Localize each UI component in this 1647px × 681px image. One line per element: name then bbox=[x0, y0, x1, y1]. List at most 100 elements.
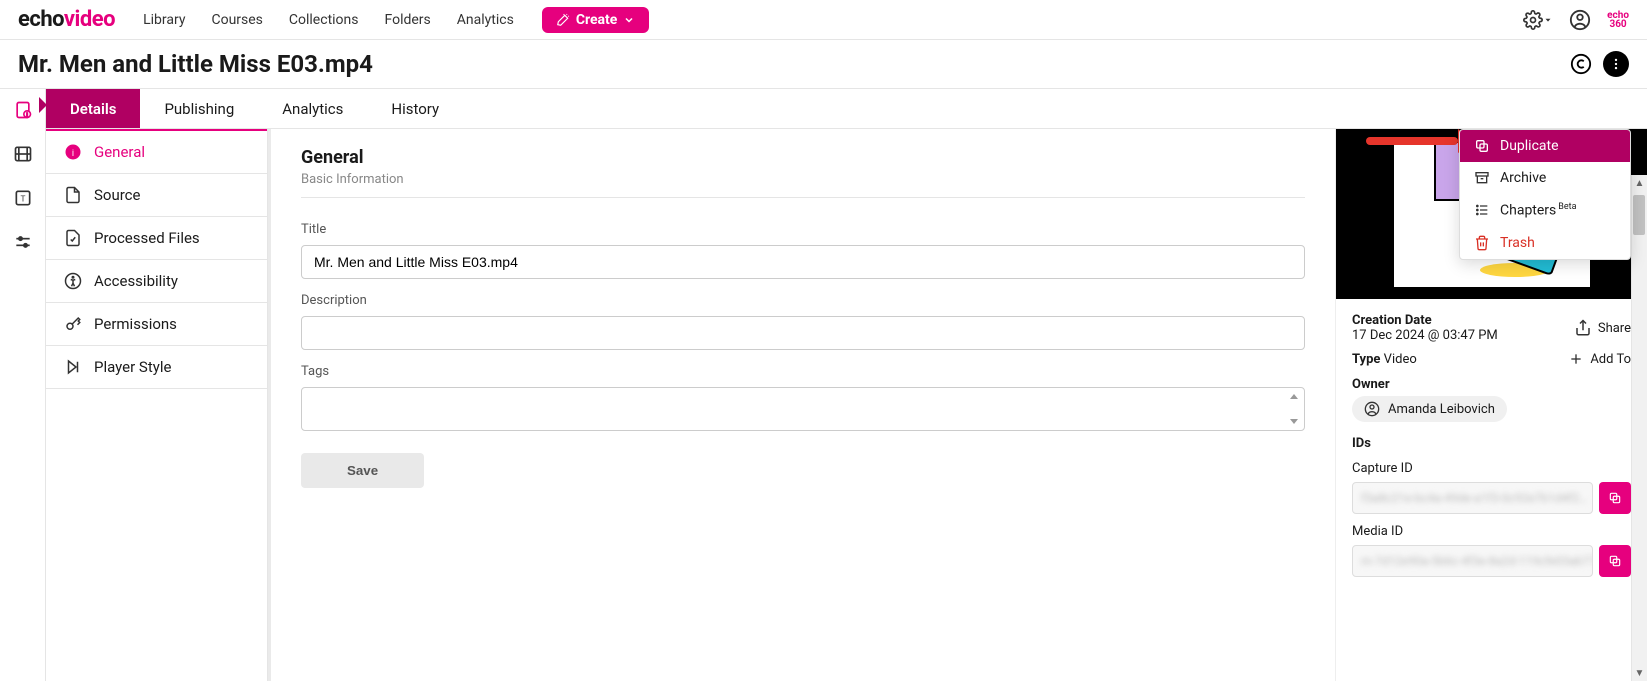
copyright-icon bbox=[1570, 53, 1592, 75]
svg-text:i: i bbox=[72, 149, 74, 159]
copyright-button[interactable] bbox=[1569, 52, 1593, 76]
kebab-icon bbox=[1609, 57, 1623, 71]
tab-history[interactable]: History bbox=[367, 89, 463, 128]
subnav-source[interactable]: Source bbox=[46, 174, 267, 217]
subnav-general[interactable]: i General bbox=[46, 129, 267, 174]
form-subheading: Basic Information bbox=[301, 172, 1305, 187]
archive-icon bbox=[1474, 170, 1490, 186]
tab-publishing[interactable]: Publishing bbox=[140, 89, 258, 128]
menu-duplicate-label: Duplicate bbox=[1500, 138, 1559, 154]
description-label: Description bbox=[301, 293, 1305, 308]
video-thumbnail[interactable]: Duplicate Archive ChaptersBeta Tras bbox=[1336, 129, 1647, 299]
description-input[interactable] bbox=[301, 316, 1305, 350]
subnav-player[interactable]: Player Style bbox=[46, 346, 267, 389]
subnav-processed-label: Processed Files bbox=[94, 229, 200, 247]
nav-courses[interactable]: Courses bbox=[211, 12, 262, 28]
share-button[interactable]: Share bbox=[1574, 319, 1631, 337]
logo[interactable]: echovideo bbox=[18, 7, 115, 32]
menu-duplicate[interactable]: Duplicate bbox=[1460, 130, 1630, 162]
gear-icon bbox=[1523, 10, 1543, 30]
menu-trash[interactable]: Trash bbox=[1460, 227, 1630, 259]
scroll-up-arrow[interactable]: ▲ bbox=[1632, 175, 1647, 191]
copy-icon bbox=[1474, 138, 1490, 154]
add-to-button[interactable]: Add To bbox=[1568, 351, 1631, 367]
capture-id-label: Capture ID bbox=[1352, 461, 1631, 476]
capture-id-field[interactable]: f3a8c21e-bc4a-49de-a1f3-0c92e7b1d4f2… bbox=[1352, 482, 1593, 514]
owner-chip[interactable]: Amanda Leibovich bbox=[1352, 396, 1507, 422]
copy-media-id-button[interactable] bbox=[1599, 545, 1631, 577]
subnav-permissions[interactable]: Permissions bbox=[46, 303, 267, 346]
file-icon bbox=[64, 186, 82, 204]
subnav-accessibility-label: Accessibility bbox=[94, 272, 178, 290]
account-button[interactable] bbox=[1569, 9, 1591, 31]
type-value: Video bbox=[1384, 352, 1417, 367]
title-label: Title bbox=[301, 222, 1305, 237]
svg-text:i: i bbox=[26, 113, 27, 119]
left-rail: i T bbox=[0, 89, 46, 681]
chevron-down-icon bbox=[623, 14, 635, 26]
scroll-thumb[interactable] bbox=[1633, 195, 1645, 235]
general-form: General Basic Information Title Descript… bbox=[268, 129, 1335, 681]
menu-chapters-label: ChaptersBeta bbox=[1500, 202, 1577, 219]
file-check-icon bbox=[64, 229, 82, 247]
menu-archive-label: Archive bbox=[1500, 170, 1546, 186]
nav-collections[interactable]: Collections bbox=[289, 12, 359, 28]
vertical-scrollbar[interactable]: ▲ ▼ bbox=[1631, 175, 1647, 681]
type-label: Type bbox=[1352, 352, 1380, 367]
logo-suffix: video bbox=[64, 7, 115, 32]
svg-text:T: T bbox=[20, 194, 25, 204]
create-label: Create bbox=[576, 12, 618, 28]
nav-library[interactable]: Library bbox=[143, 12, 185, 28]
settings-dropdown[interactable] bbox=[1523, 10, 1553, 30]
detail-tabs: Details Publishing Analytics History bbox=[46, 89, 1647, 129]
menu-chapters[interactable]: ChaptersBeta bbox=[1460, 194, 1630, 227]
tab-details[interactable]: Details bbox=[46, 89, 140, 128]
tags-label: Tags bbox=[301, 364, 1305, 379]
copy-icon bbox=[1608, 554, 1622, 568]
info-icon: i bbox=[64, 143, 82, 161]
rail-media-details[interactable]: i bbox=[12, 99, 34, 121]
media-id-label: Media ID bbox=[1352, 524, 1631, 539]
top-nav: Library Courses Collections Folders Anal… bbox=[143, 12, 514, 28]
copy-capture-id-button[interactable] bbox=[1599, 482, 1631, 514]
title-input[interactable] bbox=[301, 245, 1305, 279]
chapters-icon bbox=[1474, 202, 1490, 218]
share-icon bbox=[1574, 319, 1592, 337]
user-circle-icon bbox=[1569, 9, 1591, 31]
details-subnav: i General Source Processed Files Accessi… bbox=[46, 129, 268, 681]
key-icon bbox=[64, 315, 82, 333]
scroll-down-arrow[interactable]: ▼ bbox=[1632, 665, 1647, 681]
more-actions-menu: Duplicate Archive ChaptersBeta Tras bbox=[1459, 129, 1631, 260]
wand-icon bbox=[556, 13, 570, 27]
media-id-field[interactable]: m-7d12e90a-5b6c-4f3e-8a2d-119cfe03ab77… bbox=[1352, 545, 1593, 577]
player-icon bbox=[64, 358, 82, 376]
owner-label: Owner bbox=[1352, 377, 1631, 392]
tags-input[interactable] bbox=[301, 387, 1305, 431]
rail-video[interactable] bbox=[12, 143, 34, 165]
rail-transcript[interactable]: T bbox=[12, 187, 34, 209]
copy-icon bbox=[1608, 491, 1622, 505]
film-icon bbox=[13, 144, 33, 164]
tab-analytics[interactable]: Analytics bbox=[258, 89, 367, 128]
subnav-accessibility[interactable]: Accessibility bbox=[46, 260, 267, 303]
plus-icon bbox=[1568, 351, 1584, 367]
share-label: Share bbox=[1598, 321, 1631, 336]
more-actions-button[interactable] bbox=[1603, 51, 1629, 77]
create-button[interactable]: Create bbox=[542, 7, 650, 33]
subnav-source-label: Source bbox=[94, 186, 140, 204]
form-heading: General bbox=[301, 147, 1305, 168]
accessibility-icon bbox=[64, 272, 82, 290]
menu-trash-label: Trash bbox=[1500, 235, 1535, 251]
creation-date-value: 17 Dec 2024 @ 03:47 PM bbox=[1352, 328, 1498, 343]
creation-date-label: Creation Date bbox=[1352, 313, 1498, 328]
nav-analytics[interactable]: Analytics bbox=[457, 12, 514, 28]
nav-folders[interactable]: Folders bbox=[385, 12, 431, 28]
caret-down-icon bbox=[1543, 15, 1553, 25]
brand-mini-logo[interactable]: echo 360 bbox=[1607, 11, 1629, 29]
menu-archive[interactable]: Archive bbox=[1460, 162, 1630, 194]
beta-badge: Beta bbox=[1558, 202, 1576, 212]
rail-settings[interactable] bbox=[12, 231, 34, 253]
subnav-general-label: General bbox=[94, 143, 145, 161]
save-button[interactable]: Save bbox=[301, 453, 424, 488]
subnav-processed[interactable]: Processed Files bbox=[46, 217, 267, 260]
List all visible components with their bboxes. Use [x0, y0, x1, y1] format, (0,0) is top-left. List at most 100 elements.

* **Your instructions**
Retype the data above line for line, without the pictures.

* **Exercise response**
Localize each UI component in this 1647px × 681px image. One line per element: name then bbox=[x0, y0, x1, y1]. List at most 100 elements.
copyright-icon bbox=[1570, 53, 1592, 75]
svg-text:i: i bbox=[72, 149, 74, 159]
copyright-button[interactable] bbox=[1569, 52, 1593, 76]
kebab-icon bbox=[1609, 57, 1623, 71]
tab-history[interactable]: History bbox=[367, 89, 463, 128]
subnav-source[interactable]: Source bbox=[46, 174, 267, 217]
subnav-general[interactable]: i General bbox=[46, 129, 267, 174]
form-subheading: Basic Information bbox=[301, 172, 1305, 187]
archive-icon bbox=[1474, 170, 1490, 186]
tab-publishing[interactable]: Publishing bbox=[140, 89, 258, 128]
menu-duplicate-label: Duplicate bbox=[1500, 138, 1559, 154]
description-label: Description bbox=[301, 293, 1305, 308]
video-thumbnail[interactable]: Duplicate Archive ChaptersBeta Tras bbox=[1336, 129, 1647, 299]
description-input[interactable] bbox=[301, 316, 1305, 350]
subnav-player[interactable]: Player Style bbox=[46, 346, 267, 389]
subnav-processed-label: Processed Files bbox=[94, 229, 200, 247]
nav-courses[interactable]: Courses bbox=[211, 12, 262, 28]
share-button[interactable]: Share bbox=[1574, 319, 1631, 337]
logo[interactable]: echovideo bbox=[18, 7, 115, 32]
menu-duplicate[interactable]: Duplicate bbox=[1460, 130, 1630, 162]
gear-icon bbox=[1523, 10, 1543, 30]
menu-trash[interactable]: Trash bbox=[1460, 227, 1630, 259]
scroll-up-arrow[interactable]: ▲ bbox=[1632, 175, 1647, 191]
copy-icon bbox=[1474, 138, 1490, 154]
add-to-button[interactable]: Add To bbox=[1568, 351, 1631, 367]
capture-id-label: Capture ID bbox=[1352, 461, 1631, 476]
capture-id-field[interactable]: f3a8c21e-bc4a-49de-a1f3-0c92e7b1d4f2… bbox=[1352, 482, 1593, 514]
owner-chip[interactable]: Amanda Leibovich bbox=[1352, 396, 1507, 422]
copy-media-id-button[interactable] bbox=[1599, 545, 1631, 577]
subnav-permissions[interactable]: Permissions bbox=[46, 303, 267, 346]
file-icon bbox=[64, 186, 82, 204]
subnav-accessibility-label: Accessibility bbox=[94, 272, 178, 290]
account-button[interactable] bbox=[1569, 9, 1591, 31]
type-value: Video bbox=[1384, 352, 1417, 367]
title-label: Title bbox=[301, 222, 1305, 237]
svg-text:i: i bbox=[26, 113, 27, 119]
left-rail: i T bbox=[0, 89, 46, 681]
chevron-down-icon bbox=[623, 14, 635, 26]
scroll-thumb[interactable] bbox=[1633, 195, 1645, 235]
general-form: General Basic Information Title Descript… bbox=[268, 129, 1335, 681]
menu-chapters-label: ChaptersBeta bbox=[1500, 202, 1577, 219]
file-check-icon bbox=[64, 229, 82, 247]
menu-archive-label: Archive bbox=[1500, 170, 1546, 186]
nav-collections[interactable]: Collections bbox=[289, 12, 359, 28]
vertical-scrollbar[interactable]: ▲ ▼ bbox=[1631, 175, 1647, 681]
type-label: Type bbox=[1352, 352, 1380, 367]
logo-suffix: video bbox=[64, 7, 115, 32]
svg-text:T: T bbox=[20, 194, 25, 204]
create-label: Create bbox=[576, 12, 618, 28]
nav-library[interactable]: Library bbox=[143, 12, 185, 28]
settings-dropdown[interactable] bbox=[1523, 10, 1553, 30]
detail-tabs: Details Publishing Analytics History bbox=[46, 89, 1647, 129]
menu-chapters[interactable]: ChaptersBeta bbox=[1460, 194, 1630, 227]
tab-details[interactable]: Details bbox=[46, 89, 140, 128]
tags-label: Tags bbox=[301, 364, 1305, 379]
copy-icon bbox=[1608, 554, 1622, 568]
info-icon: i bbox=[64, 143, 82, 161]
rail-media-details[interactable]: i bbox=[12, 99, 34, 121]
media-id-label: Media ID bbox=[1352, 524, 1631, 539]
top-nav: Library Courses Collections Folders Anal… bbox=[143, 12, 514, 28]
copy-capture-id-button[interactable] bbox=[1599, 482, 1631, 514]
title-input[interactable] bbox=[301, 245, 1305, 279]
chapters-icon bbox=[1474, 202, 1490, 218]
share-icon bbox=[1574, 319, 1592, 337]
user-circle-icon bbox=[1569, 9, 1591, 31]
details-subnav: i General Source Processed Files Accessi… bbox=[46, 129, 268, 681]
key-icon bbox=[64, 315, 82, 333]
scroll-down-arrow[interactable]: ▼ bbox=[1632, 665, 1647, 681]
more-actions-menu: Duplicate Archive ChaptersBeta Tras bbox=[1459, 129, 1631, 260]
wand-icon bbox=[556, 13, 570, 27]
media-id-field[interactable]: m-7d12e90a-5b6c-4f3e-8a2d-119cfe03ab77… bbox=[1352, 545, 1593, 577]
player-icon bbox=[64, 358, 82, 376]
owner-label: Owner bbox=[1352, 377, 1631, 392]
tags-input[interactable] bbox=[301, 387, 1305, 431]
rail-video[interactable] bbox=[12, 143, 34, 165]
rail-transcript[interactable]: T bbox=[12, 187, 34, 209]
copy-icon bbox=[1608, 491, 1622, 505]
film-icon bbox=[13, 144, 33, 164]
tab-analytics[interactable]: Analytics bbox=[258, 89, 367, 128]
subnav-accessibility[interactable]: Accessibility bbox=[46, 260, 267, 303]
plus-icon bbox=[1568, 351, 1584, 367]
share-label: Share bbox=[1598, 321, 1631, 336]
more-actions-button[interactable] bbox=[1603, 51, 1629, 77]
create-button[interactable]: Create bbox=[542, 7, 650, 33]
subnav-source-label: Source bbox=[94, 186, 140, 204]
form-heading: General bbox=[301, 147, 1305, 168]
accessibility-icon bbox=[64, 272, 82, 290]
menu-trash-label: Trash bbox=[1500, 235, 1535, 251]
creation-date-value: 17 Dec 2024 @ 03:47 PM bbox=[1352, 328, 1498, 343]
creation-date-label: Creation Date bbox=[1352, 313, 1498, 328]
nav-analytics[interactable]: Analytics bbox=[457, 12, 514, 28]
nav-folders[interactable]: Folders bbox=[385, 12, 431, 28]
caret-down-icon bbox=[1543, 15, 1553, 25]
brand-mini-logo[interactable]: echo 360 bbox=[1607, 11, 1629, 29]
menu-archive[interactable]: Archive bbox=[1460, 162, 1630, 194]
beta-badge: Beta bbox=[1558, 202, 1576, 212]
rail-settings[interactable] bbox=[12, 231, 34, 253]
subnav-general-label: General bbox=[94, 143, 145, 161]
save-button[interactable]: Save bbox=[301, 453, 424, 488]
subnav-processed[interactable]: Processed Files bbox=[46, 217, 267, 260]
List all visible components with their bboxes. Use [x0, y0, x1, y1] format, (0,0) is top-left. List at most 100 elements.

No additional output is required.